--- BEGIN ---

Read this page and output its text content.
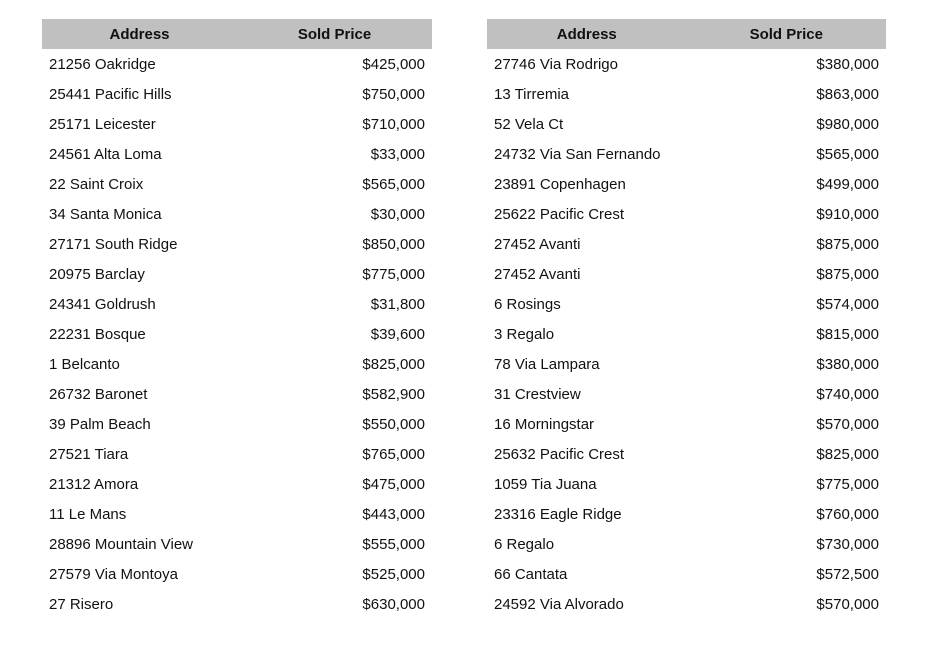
Address	Sold Price
21256 Oakridge	$425,000
25441 Pacific Hills	$750,000
25171 Leicester	$710,000
24561 Alta Loma	$33,000
22 Saint Croix	$565,000
34 Santa Monica	$30,000
27171 South Ridge	$850,000
20975 Barclay	$775,000
24341 Goldrush	$31,800
22231 Bosque	$39,600
1 Belcanto	$825,000
26732 Baronet	$582,900
39 Palm Beach	$550,000
27521 Tiara	$765,000
21312 Amora	$475,000
11 Le Mans	$443,000
28896 Mountain View	$555,000
27579 Via Montoya	$525,000
27 Risero	$630,000
Address	Sold Price
27746 Via Rodrigo	$380,000
13 Tirremia	$863,000
52 Vela Ct	$980,000
24732 Via San Fernando	$565,000
23891 Copenhagen	$499,000
25622 Pacific Crest	$910,000
27452 Avanti	$875,000
27452 Avanti	$875,000
6 Rosings	$574,000
3 Regalo	$815,000
78 Via Lampara	$380,000
31 Crestview	$740,000
16 Morningstar	$570,000
25632 Pacific Crest	$825,000
1059 Tia Juana	$775,000
23316 Eagle Ridge	$760,000
6 Regalo	$730,000
66 Cantata	$572,500
24592 Via Alvorado	$570,000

--- END ---

▶ **Aim of the task**: Omit the pictures, then output the rest of the listing exactly.

▶ **Correct response**:
Read this page and output its text content.
Address	Sold Price
21256 Oakridge	$425,000
25441 Pacific Hills	$750,000
25171 Leicester	$710,000
24561 Alta Loma	$33,000
22 Saint Croix	$565,000
34 Santa Monica	$30,000
27171 South Ridge	$850,000
20975 Barclay	$775,000
24341 Goldrush	$31,800
22231 Bosque	$39,600
1 Belcanto	$825,000
26732 Baronet	$582,900
39 Palm Beach	$550,000
27521 Tiara	$765,000
21312 Amora	$475,000
11 Le Mans	$443,000
28896 Mountain View	$555,000
27579 Via Montoya	$525,000
27 Risero	$630,000
Address	Sold Price
27746 Via Rodrigo	$380,000
13 Tirremia	$863,000
52 Vela Ct	$980,000
24732 Via San Fernando	$565,000
23891 Copenhagen	$499,000
25622 Pacific Crest	$910,000
27452 Avanti	$875,000
27452 Avanti	$875,000
6 Rosings	$574,000
3 Regalo	$815,000
78 Via Lampara	$380,000
31 Crestview	$740,000
16 Morningstar	$570,000
25632 Pacific Crest	$825,000
1059 Tia Juana	$775,000
23316 Eagle Ridge	$760,000
6 Regalo	$730,000
66 Cantata	$572,500
24592 Via Alvorado	$570,000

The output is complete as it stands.